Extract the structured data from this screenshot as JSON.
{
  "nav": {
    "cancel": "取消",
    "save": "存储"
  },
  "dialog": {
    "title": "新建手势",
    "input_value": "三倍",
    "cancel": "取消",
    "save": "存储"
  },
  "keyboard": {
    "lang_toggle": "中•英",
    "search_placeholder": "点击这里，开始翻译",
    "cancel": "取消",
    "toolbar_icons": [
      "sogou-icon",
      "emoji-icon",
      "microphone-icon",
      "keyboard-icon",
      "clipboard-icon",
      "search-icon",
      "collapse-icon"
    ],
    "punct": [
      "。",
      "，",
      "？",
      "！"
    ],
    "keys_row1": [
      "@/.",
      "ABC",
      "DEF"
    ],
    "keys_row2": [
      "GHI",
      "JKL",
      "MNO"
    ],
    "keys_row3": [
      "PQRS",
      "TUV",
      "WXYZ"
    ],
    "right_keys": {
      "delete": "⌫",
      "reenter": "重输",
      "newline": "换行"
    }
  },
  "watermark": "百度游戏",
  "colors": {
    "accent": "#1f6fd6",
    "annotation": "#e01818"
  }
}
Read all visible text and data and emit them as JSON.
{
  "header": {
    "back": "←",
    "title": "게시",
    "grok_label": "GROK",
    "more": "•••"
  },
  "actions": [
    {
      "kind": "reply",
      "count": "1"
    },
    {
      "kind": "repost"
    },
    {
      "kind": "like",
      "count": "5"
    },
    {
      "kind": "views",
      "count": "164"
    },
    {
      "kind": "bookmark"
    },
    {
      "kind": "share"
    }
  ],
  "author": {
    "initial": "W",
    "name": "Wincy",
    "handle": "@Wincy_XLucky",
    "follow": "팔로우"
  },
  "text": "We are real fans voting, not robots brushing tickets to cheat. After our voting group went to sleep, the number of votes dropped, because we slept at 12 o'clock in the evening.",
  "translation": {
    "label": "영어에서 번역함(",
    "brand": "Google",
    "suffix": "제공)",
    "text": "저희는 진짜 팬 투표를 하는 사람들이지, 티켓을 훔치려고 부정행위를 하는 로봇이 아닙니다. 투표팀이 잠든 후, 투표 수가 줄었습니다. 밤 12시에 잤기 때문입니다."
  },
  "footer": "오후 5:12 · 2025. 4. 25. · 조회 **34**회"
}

(INSTRUCTIONS TO FOLLOW):
Show every line from the listing above in which the string "data" appears.

(EXERCISE SOLUTION):
Extract the structured data from this screenshot as JSON.
Read all visible text and data and emit them as JSON.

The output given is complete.